Saved entries:
◆ ◆ ◆ ◆ ◆

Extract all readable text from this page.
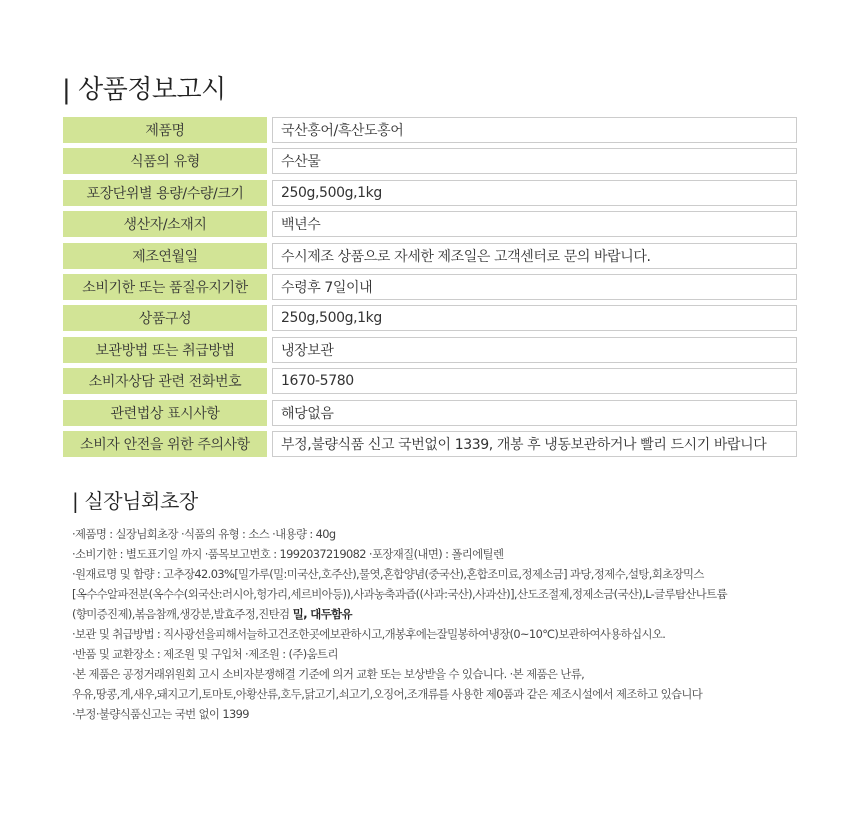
| 상품정보고시
제품명	국산홍어/흑산도홍어
식품의 유형	수산물
포장단위별 용량/수량/크기	250g,500g,1kg
생산자/소재지	백년수
제조연월일	수시제조 상품으로 자세한 제조일은 고객센터로 문의 바랍니다.
소비기한 또는 품질유지기한	수령후 7일이내
상품구성	250g,500g,1kg
보관방법 또는 취급방법	냉장보관
소비자상담 관련 전화번호	1670-5780
관련법상 표시사항	해당없음
소비자 안전을 위한 주의사항	부정,불량식품 신고 국번없이 1339, 개봉 후 냉동보관하거나 빨리 드시기 바랍니다
| 실장님회초장
·제품명 : 실장님회초장 ·식품의 유형 : 소스 ·내용량 : 40g
·소비기한 : 별도표기일 까지 ·품목보고번호 : 1992037219082 ·포장재질(내면) : 폴리에틸렌
·원재료명 및 함량 : 고추장42.03%[밀가루(밀:미국산,호주산),물엿,혼합양념(중국산),혼합조미료,정제소금] 과당,정제수,설탕,회초장믹스
[옥수수알파전분(옥수수(외국산:러시아,헝가리,세르비아등)),사과농축과즙((사과:국산),사과산)],산도조절제,정제소금(국산),L-글루탐산나트륨
(향미증진제),볶음참깨,생강분,발효주정,진탄검 밀, 대두함유
·보관 및 취급방법 : 직사광선을피해서늘하고건조한곳에보관하시고,개봉후에는잘밀봉하여냉장(0~10℃)보관하여사용하십시오.
·반품 및 교환장소 : 제조원 및 구입처 ·제조원 : (주)움트리
·본 제품은 공정거래위원회 고시 소비자분쟁해결 기준에 의거 교환 또는 보상받을 수 있습니다. ·본 제품은 난류,
우유,땅콩,게,새우,돼지고기,토마토,아황산류,호두,닭고기,쇠고기,오징어,조개류를 사용한 제0품과 같은 제조시설에서 제조하고 있습니다
·부정·불량식품신고는 국번 없이 1399
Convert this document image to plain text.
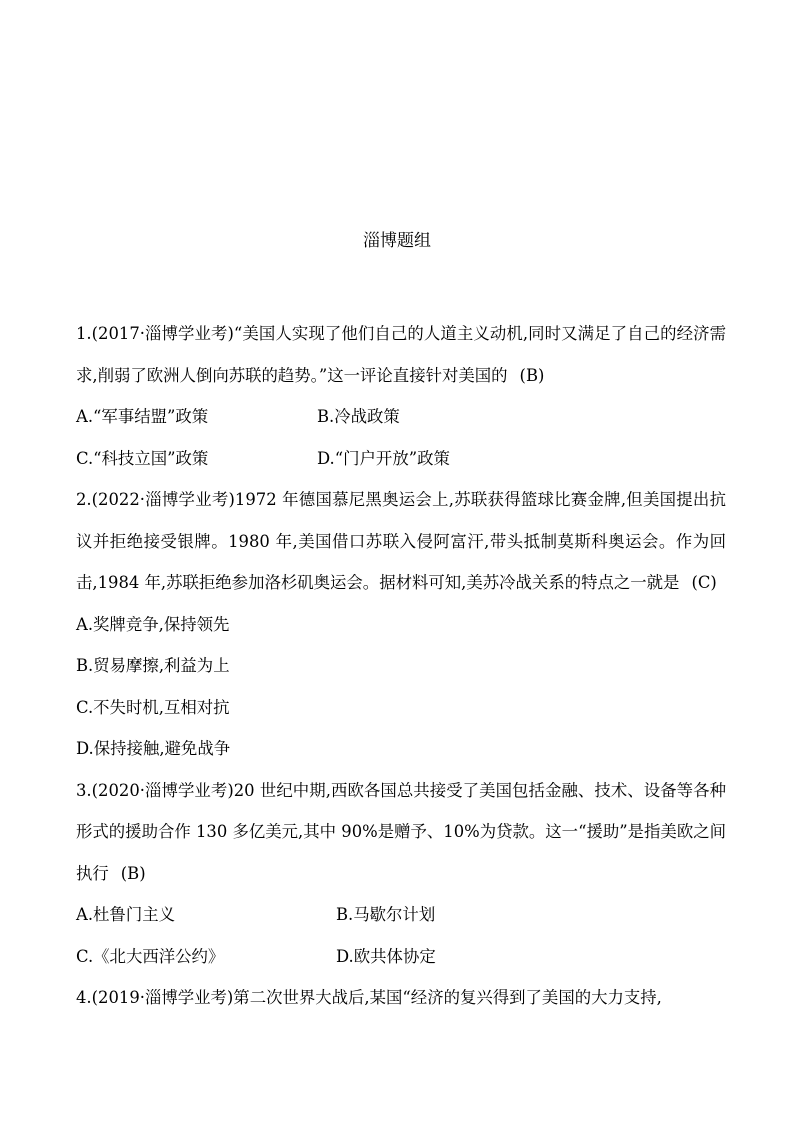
淄博题组

1.(2017·淄博学业考)“美国人实现了他们自己的人道主义动机,同时又满足了自己的经济需求,削弱了欧洲人倒向苏联的趋势。”这一评论直接针对美国的 (B)

A.“军事结盟”政策	B.冷战政策

C.“科技立国”政策	D.“门户开放”政策

2.(2022·淄博学业考)1972 年德国慕尼黑奥运会上,苏联获得篮球比赛金牌,但美国提出抗议并拒绝接受银牌。1980 年,美国借口苏联入侵阿富汗,带头抵制莫斯科奥运会。作为回击,1984 年,苏联拒绝参加洛杉矶奥运会。据材料可知,美苏冷战关系的特点之一就是 (C)

A.奖牌竞争,保持领先

B.贸易摩擦,利益为上

C.不失时机,互相对抗

D.保持接触,避免战争

3.(2020·淄博学业考)20 世纪中期,西欧各国总共接受了美国包括金融、技术、设备等各种形式的援助合作 130 多亿美元,其中 90%是赠予、10%为贷款。这一“援助”是指美欧之间执行 (B)

A.杜鲁门主义	B.马歇尔计划

C.《北大西洋公约》	D.欧共体协定

4.(2019·淄博学业考)第二次世界大战后,某国“经济的复兴得到了美国的大力支持,
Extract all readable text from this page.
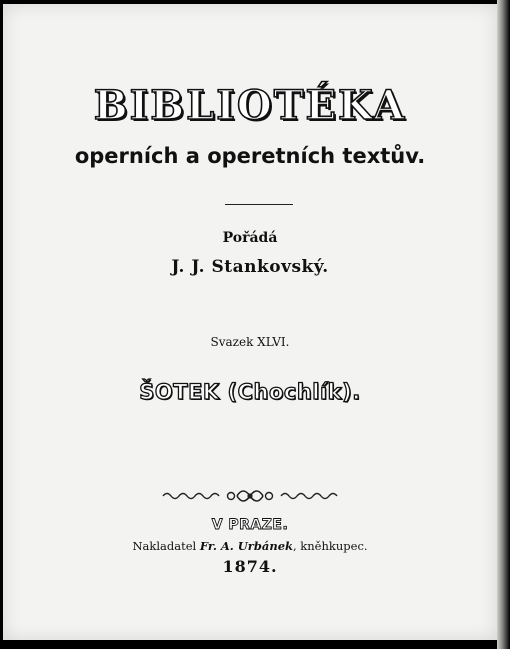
BIBLIOTÉKA
operních a operetních textův.
Pořádá
J. J. Stankovský.
Svazek XLVI.
ŠOTEK (Chochlík).
V PRAZE.
Nakladatel Fr. A. Urbánek, kněhkupec.
1874.
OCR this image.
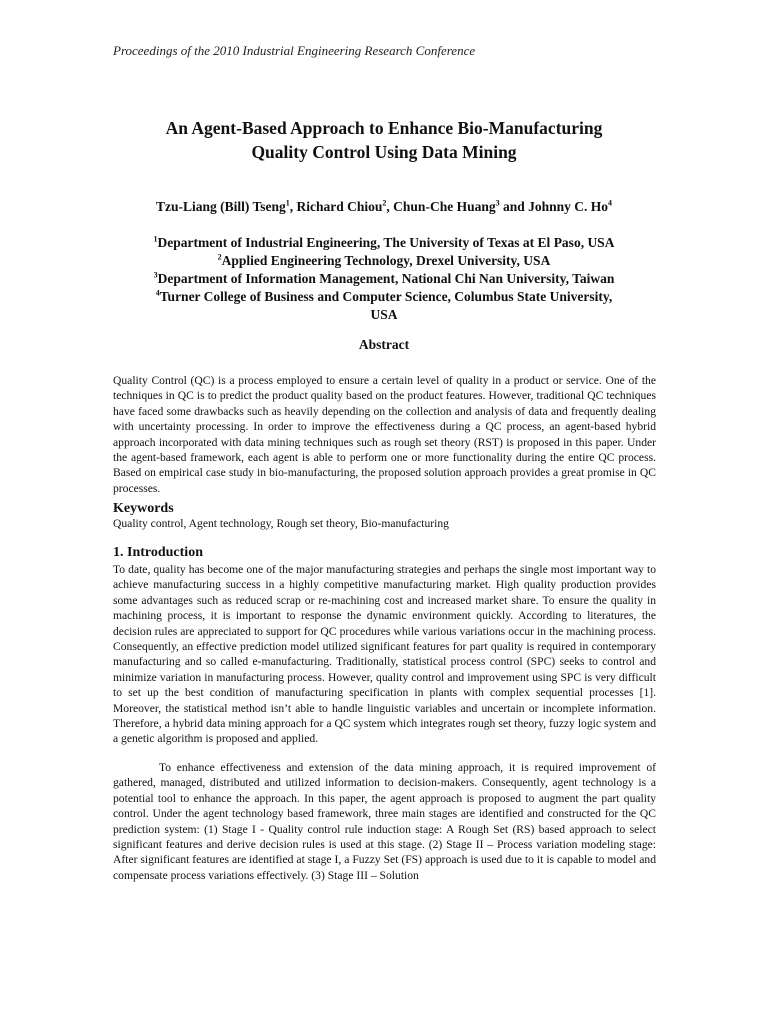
Proceedings of the 2010 Industrial Engineering Research Conference
An Agent-Based Approach to Enhance Bio-Manufacturing
Quality Control Using Data Mining
Tzu-Liang (Bill) Tseng$^1$, Richard Chiou$^2$, Chun-Che Huang$^3$ and Johnny C. Ho$^4$
$^1$Department of Industrial Engineering, The University of Texas at El Paso, USA
$^2$Applied Engineering Technology, Drexel University, USA
$^3$Department of Information Management, National Chi Nan University, Taiwan
$^4$Turner College of Business and Computer Science, Columbus State University,
USA
Abstract

Quality Control (QC) is a process employed to ensure a certain level of quality in a product or service. One of the techniques in QC is to predict the product quality based on the product features. However, traditional QC techniques have faced some drawbacks such as heavily depending on the collection and analysis of data and frequently dealing with uncertainty processing. In order to improve the effectiveness during a QC process, an agent-based hybrid approach incorporated with data mining techniques such as rough set theory (RST) is proposed in this paper. Under the agent-based framework, each agent is able to perform one or more functionality during the entire QC process. Based on empirical case study in bio-manufacturing, the proposed solution approach provides a great promise in QC processes.

Keywords
Quality control, Agent technology, Rough set theory, Bio-manufacturing
1. Introduction

To date, quality has become one of the major manufacturing strategies and perhaps the single most important way to achieve manufacturing success in a highly competitive manufacturing market. High quality production provides some advantages such as reduced scrap or re-machining cost and increased market share. To ensure the quality in machining process, it is important to response the dynamic environment quickly. According to literatures, the decision rules are appreciated to support for QC procedures while various variations occur in the machining process. Consequently, an effective prediction model utilized significant features for part quality is required in contemporary manufacturing and so called e-manufacturing. Traditionally, statistical process control (SPC) seeks to control and minimize variation in manufacturing process. However, quality control and improvement using SPC is very difficult to set up the best condition of manufacturing specification in plants with complex sequential processes [1]. Moreover, the statistical method isn’t able to handle linguistic variables and uncertain or incomplete information. Therefore, a hybrid data mining approach for a QC system which integrates rough set theory, fuzzy logic system and a genetic algorithm is proposed and applied.

To enhance effectiveness and extension of the data mining approach, it is required improvement of gathered, managed, distributed and utilized information to decision-makers. Consequently, agent technology is a potential tool to enhance the approach. In this paper, the agent approach is proposed to augment the part quality control. Under the agent technology based framework, three main stages are identified and constructed for the QC prediction system: (1) Stage I - Quality control rule induction stage: A Rough Set (RS) based approach to select significant features and derive decision rules is used at this stage. (2) Stage II – Process variation modeling stage: After significant features are identified at stage I, a Fuzzy Set (FS) approach is used due to it is capable to model and compensate process variations effectively. (3) Stage III – Solution
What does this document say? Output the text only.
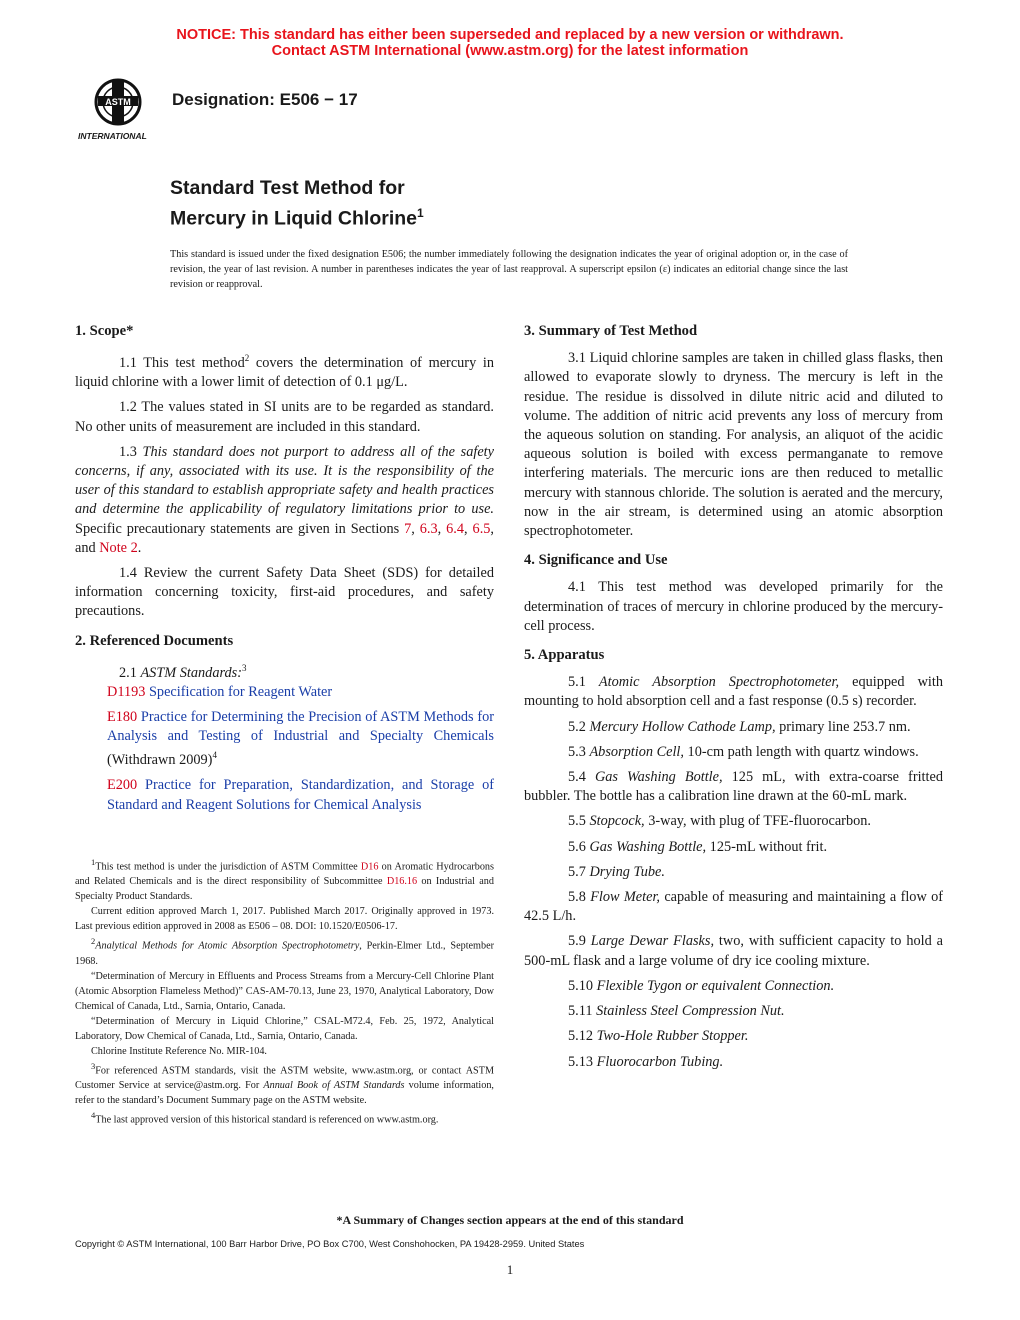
NOTICE: This standard has either been superseded and replaced by a new version or withdrawn.
Contact ASTM International (www.astm.org) for the latest information
ASTM
INTERNATIONAL
Designation: E506 − 17
Standard Test Method for
Mercury in Liquid Chlorine$^1$
This standard is issued under the fixed designation E506; the number immediately following the designation indicates the year of original adoption or, in the case of revision, the year of last revision. A number in parentheses indicates the year of last reapproval. A superscript epsilon (ε) indicates an editorial change since the last revision or reapproval.
1. Scope*

1.1 This test method$^2$ covers the determination of mercury in liquid chlorine with a lower limit of detection of 0.1 μg/L.

1.2 The values stated in SI units are to be regarded as standard. No other units of measurement are included in this standard.

1.3 This standard does not purport to address all of the safety concerns, if any, associated with its use. It is the responsibility of the user of this standard to establish appropriate safety and health practices and determine the applicability of regulatory limitations prior to use. Specific precautionary statements are given in Sections 7, 6.3, 6.4, 6.5, and Note 2.

1.4 Review the current Safety Data Sheet (SDS) for detailed information concerning toxicity, first-aid procedures, and safety precautions.

2. Referenced Documents

2.1 ASTM Standards:$^3$

D1193 Specification for Reagent Water

E180 Practice for Determining the Precision of ASTM Methods for Analysis and Testing of Industrial and Specialty Chemicals (Withdrawn 2009)$^4$

E200 Practice for Preparation, Standardization, and Storage of Standard and Reagent Solutions for Chemical Analysis

$^1$This test method is under the jurisdiction of ASTM Committee D16 on Aromatic Hydrocarbons and Related Chemicals and is the direct responsibility of Subcommittee D16.16 on Industrial and Specialty Product Standards.

Current edition approved March 1, 2017. Published March 2017. Originally approved in 1973. Last previous edition approved in 2008 as E506 – 08. DOI: 10.1520/E0506-17.

$^2$Analytical Methods for Atomic Absorption Spectrophotometry, Perkin-Elmer Ltd., September 1968.

“Determination of Mercury in Effluents and Process Streams from a Mercury-Cell Chlorine Plant (Atomic Absorption Flameless Method)” CAS-AM-70.13, June 23, 1970, Analytical Laboratory, Dow Chemical of Canada, Ltd., Sarnia, Ontario, Canada.

“Determination of Mercury in Liquid Chlorine,” CSAL-M72.4, Feb. 25, 1972, Analytical Laboratory, Dow Chemical of Canada, Ltd., Sarnia, Ontario, Canada.

Chlorine Institute Reference No. MIR-104.

$^3$For referenced ASTM standards, visit the ASTM website, www.astm.org, or contact ASTM Customer Service at service@astm.org. For Annual Book of ASTM Standards volume information, refer to the standard’s Document Summary page on the ASTM website.

$^4$The last approved version of this historical standard is referenced on www.astm.org.

3. Summary of Test Method

3.1 Liquid chlorine samples are taken in chilled glass flasks, then allowed to evaporate slowly to dryness. The mercury is left in the residue. The residue is dissolved in dilute nitric acid and diluted to volume. The addition of nitric acid prevents any loss of mercury from the aqueous solution on standing. For analysis, an aliquot of the acidic aqueous solution is boiled with excess permanganate to remove interfering materials. The mercuric ions are then reduced to metallic mercury with stannous chloride. The solution is aerated and the mercury, now in the air stream, is determined using an atomic absorption spectrophotometer.

4. Significance and Use

4.1 This test method was developed primarily for the determination of traces of mercury in chlorine produced by the mercury-cell process.

5. Apparatus

5.1 Atomic Absorption Spectrophotometer, equipped with mounting to hold absorption cell and a fast response (0.5 s) recorder.

5.2 Mercury Hollow Cathode Lamp, primary line 253.7 nm.

5.3 Absorption Cell, 10-cm path length with quartz windows.

5.4 Gas Washing Bottle, 125 mL, with extra-coarse fritted bubbler. The bottle has a calibration line drawn at the 60-mL mark.

5.5 Stopcock, 3-way, with plug of TFE-fluorocarbon.

5.6 Gas Washing Bottle, 125-mL without frit.

5.7 Drying Tube.

5.8 Flow Meter, capable of measuring and maintaining a flow of 42.5 L/h.

5.9 Large Dewar Flasks, two, with sufficient capacity to hold a 500-mL flask and a large volume of dry ice cooling mixture.

5.10 Flexible Tygon or equivalent Connection.

5.11 Stainless Steel Compression Nut.

5.12 Two-Hole Rubber Stopper.

5.13 Fluorocarbon Tubing.

*A Summary of Changes section appears at the end of this standard
Copyright © ASTM International, 100 Barr Harbor Drive, PO Box C700, West Conshohocken, PA 19428-2959. United States
1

◆ ◆ ◆ ◆ ◆

▶ **Task description**
Filter lines by "procedures" and return each hit.

▶ **Full solution**
To date, quality has become one of the major manufacturing strategies and perhaps the single most important way to achieve manufacturing success in a highly competitive manufacturing market. High quality production provides some advantages such as reduced scrap or re-machining cost and increased market share. To ensure the quality in machining process, it is important to response the dynamic environment quickly. According to literatures, the decision rules are appreciated to support for QC procedures while various variations occur in the machining process. Consequently, an effective prediction model utilized significant features for part quality is required in contemporary manufacturing and so called e-manufacturing. Traditionally, statistical process control (SPC) seeks to control and minimize variation in manufacturing process. However, quality control and improvement using SPC is very difficult to set up the best condition of manufacturing specification in plants with complex sequential processes [1]. Moreover, the statistical method isn’t able to handle linguistic variables and uncertain or incomplete information. Therefore, a hybrid data mining approach for a QC system which integrates rough set theory, fuzzy logic system and a genetic algorithm is proposed and applied.
1.4 Review the current Safety Data Sheet (SDS) for detailed information concerning toxicity, first-aid procedures, and safety precautions.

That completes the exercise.